- [Teks Bacaan]
----

Lihat ke Halaman Asli

Claudya Elleossa

TERVERIFIKASI

Seorang Pencerita

Filosofi Tanggap Bencana Orang Baduy: Tangguh Tanpa Angkuh

Diperbarui: 20 Januari 2024   01:31

Kompasiana adalah platform blog. Konten ini menjadi tanggung jawab bloger dan tidak mewakili pandangan redaksi Kompas.

Dokumentasi Pribadi @disiniclau

Ketika membahas penanganan bencana, kita kerap terjebak semata pada paparan data. Seperti jumlah korban dan total kerugian. Namun sebenarnya, ada satu hal yang tidak boleh terlewatkan ketika menelaah topik kebencanaan di sebuah daerah: bagaimana menangkap gambaran kemampuan masyarakat setempat dalam menghadapi bencana tersebut. Salah satunya dari kearifan lokal yang mereka terapkan dalam hidup sehari-hari.

Hal tersebut menjadi sebuah pesan kunci yang begitu mengena buat saya selama menyimak penjelasan dari pihak Disaster Channel dan APAD (Asia Pacific Alliance for Disaster Management) Indonesia. Maka itulah yang akhirnya saya coba kulik melalui berbagai dialog dan pengamatan.

Dalam konteks orang Baduy, penghormatan terhadap alam adalah sebuah prinsip hidup maha penting. Filosofi tersebut tercermin dari cara hidup mereka yang sederhana nan minimalis, baik dari segi sandang, pangan, maupun papan. Ini begitu jelas disampaikan oleh Ayah Karmain sebagai seorang tokoh adat Baduy.

----

- [Bagian Data]
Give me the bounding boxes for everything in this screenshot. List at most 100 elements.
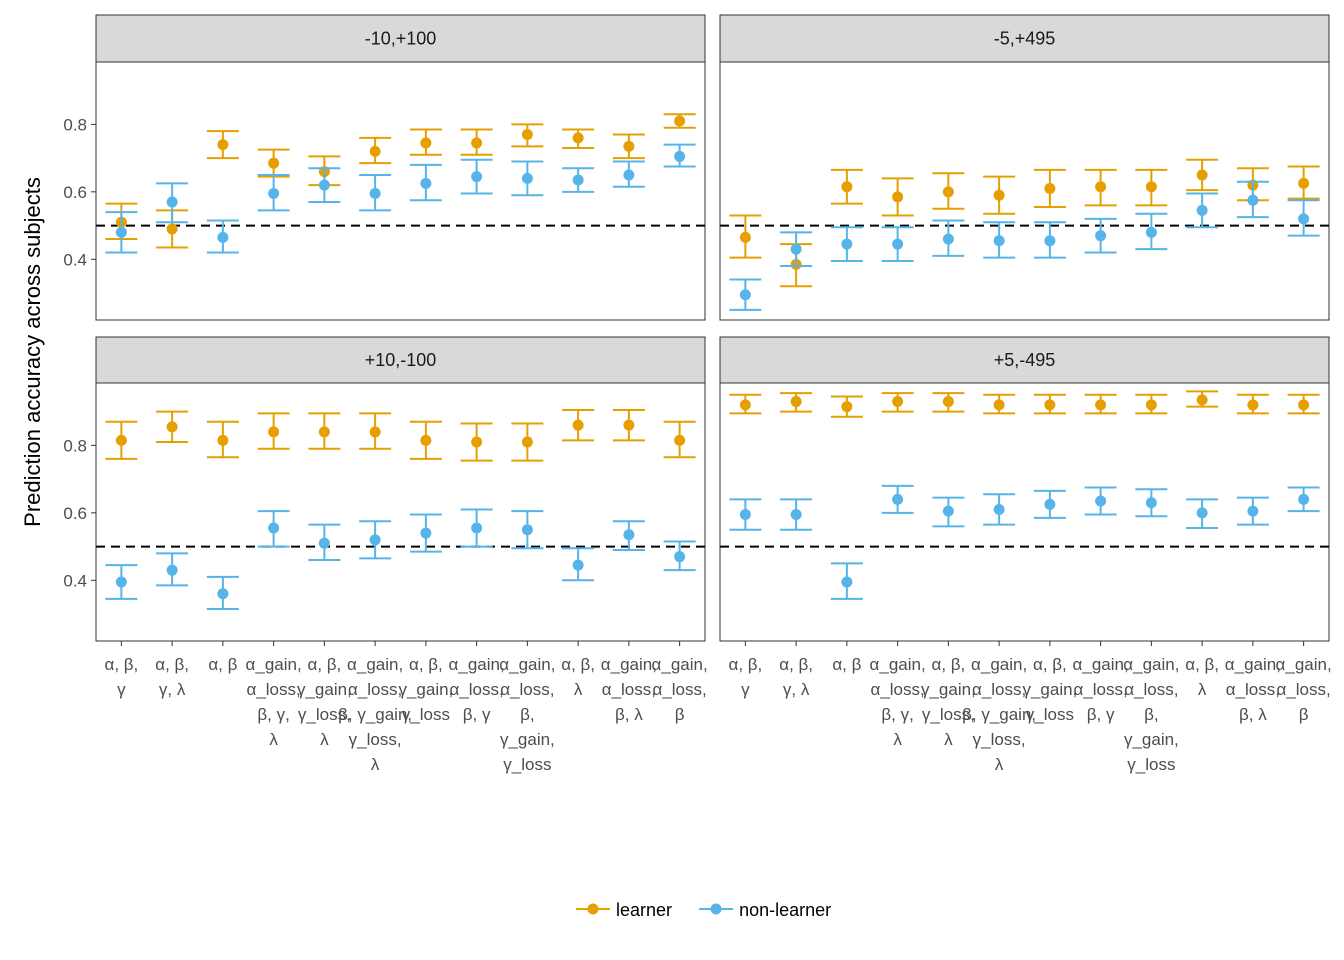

----

- [Soal Latihan]
Tuliskan kembali tanpa perubahan bagian teks tentang filosofi tanggap bencana orang Baduy, mulai dari "Kompasiana adalah platform" sampai dengan "dalam hidup sehari-hari.".

- [Penyelesaian]
Kompasiana adalah platform blog. Konten ini menjadi tanggung jawab bloger dan tidak mewakili pandangan redaksi Kompas.

Dokumentasi Pribadi @disiniclau

Ketika membahas penanganan bencana, kita kerap terjebak semata pada paparan data. Seperti jumlah korban dan total kerugian. Namun sebenarnya, ada satu hal yang tidak boleh terlewatkan ketika menelaah topik kebencanaan di sebuah daerah: bagaimana menangkap gambaran kemampuan masyarakat setempat dalam menghadapi bencana tersebut. Salah satunya dari kearifan lokal yang mereka terapkan dalam hidup sehari-hari.